§ **Data listing**
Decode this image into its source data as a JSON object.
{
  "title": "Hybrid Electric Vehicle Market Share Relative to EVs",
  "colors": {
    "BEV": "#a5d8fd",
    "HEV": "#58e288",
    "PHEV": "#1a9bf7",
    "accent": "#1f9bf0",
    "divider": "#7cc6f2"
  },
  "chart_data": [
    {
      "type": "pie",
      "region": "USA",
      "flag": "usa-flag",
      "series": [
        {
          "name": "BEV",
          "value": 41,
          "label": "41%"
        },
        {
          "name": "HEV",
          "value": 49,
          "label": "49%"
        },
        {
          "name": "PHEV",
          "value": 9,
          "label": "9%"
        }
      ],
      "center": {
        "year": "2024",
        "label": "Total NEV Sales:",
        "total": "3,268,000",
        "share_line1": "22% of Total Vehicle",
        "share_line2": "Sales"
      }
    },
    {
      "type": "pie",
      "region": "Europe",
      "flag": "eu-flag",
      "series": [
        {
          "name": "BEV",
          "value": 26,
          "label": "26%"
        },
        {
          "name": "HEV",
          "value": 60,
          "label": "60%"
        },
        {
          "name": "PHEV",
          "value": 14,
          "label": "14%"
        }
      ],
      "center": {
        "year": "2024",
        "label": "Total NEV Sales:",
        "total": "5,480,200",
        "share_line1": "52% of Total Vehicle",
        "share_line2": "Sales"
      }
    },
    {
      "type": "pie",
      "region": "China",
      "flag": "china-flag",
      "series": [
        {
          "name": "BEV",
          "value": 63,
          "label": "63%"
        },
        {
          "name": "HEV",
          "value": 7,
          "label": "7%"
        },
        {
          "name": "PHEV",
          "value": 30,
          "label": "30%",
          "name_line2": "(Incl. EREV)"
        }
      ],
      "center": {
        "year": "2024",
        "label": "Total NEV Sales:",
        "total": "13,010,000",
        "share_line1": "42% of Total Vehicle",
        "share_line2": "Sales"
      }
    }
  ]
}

§ **Instruction**
Give all of the entries again, word for word.

§ **Solution to this task**
Decode this image into its source data as a JSON object.
{
  "title": "Hybrid Electric Vehicle Market Share Relative to EVs",
  "colors": {
    "BEV": "#a5d8fd",
    "HEV": "#58e288",
    "PHEV": "#1a9bf7",
    "accent": "#1f9bf0",
    "divider": "#7cc6f2"
  },
  "chart_data": [
    {
      "type": "pie",
      "region": "USA",
      "flag": "usa-flag",
      "series": [
        {
          "name": "BEV",
          "value": 41,
          "label": "41%"
        },
        {
          "name": "HEV",
          "value": 49,
          "label": "49%"
        },
        {
          "name": "PHEV",
          "value": 9,
          "label": "9%"
        }
      ],
      "center": {
        "year": "2024",
        "label": "Total NEV Sales:",
        "total": "3,268,000",
        "share_line1": "22% of Total Vehicle",
        "share_line2": "Sales"
      }
    },
    {
      "type": "pie",
      "region": "Europe",
      "flag": "eu-flag",
      "series": [
        {
          "name": "BEV",
          "value": 26,
          "label": "26%"
        },
        {
          "name": "HEV",
          "value": 60,
          "label": "60%"
        },
        {
          "name": "PHEV",
          "value": 14,
          "label": "14%"
        }
      ],
      "center": {
        "year": "2024",
        "label": "Total NEV Sales:",
        "total": "5,480,200",
        "share_line1": "52% of Total Vehicle",
        "share_line2": "Sales"
      }
    },
    {
      "type": "pie",
      "region": "China",
      "flag": "china-flag",
      "series": [
        {
          "name": "BEV",
          "value": 63,
          "label": "63%"
        },
        {
          "name": "HEV",
          "value": 7,
          "label": "7%"
        },
        {
          "name": "PHEV",
          "value": 30,
          "label": "30%",
          "name_line2": "(Incl. EREV)"
        }
      ],
      "center": {
        "year": "2024",
        "label": "Total NEV Sales:",
        "total": "13,010,000",
        "share_line1": "42% of Total Vehicle",
        "share_line2": "Sales"
      }
    }
  ]
}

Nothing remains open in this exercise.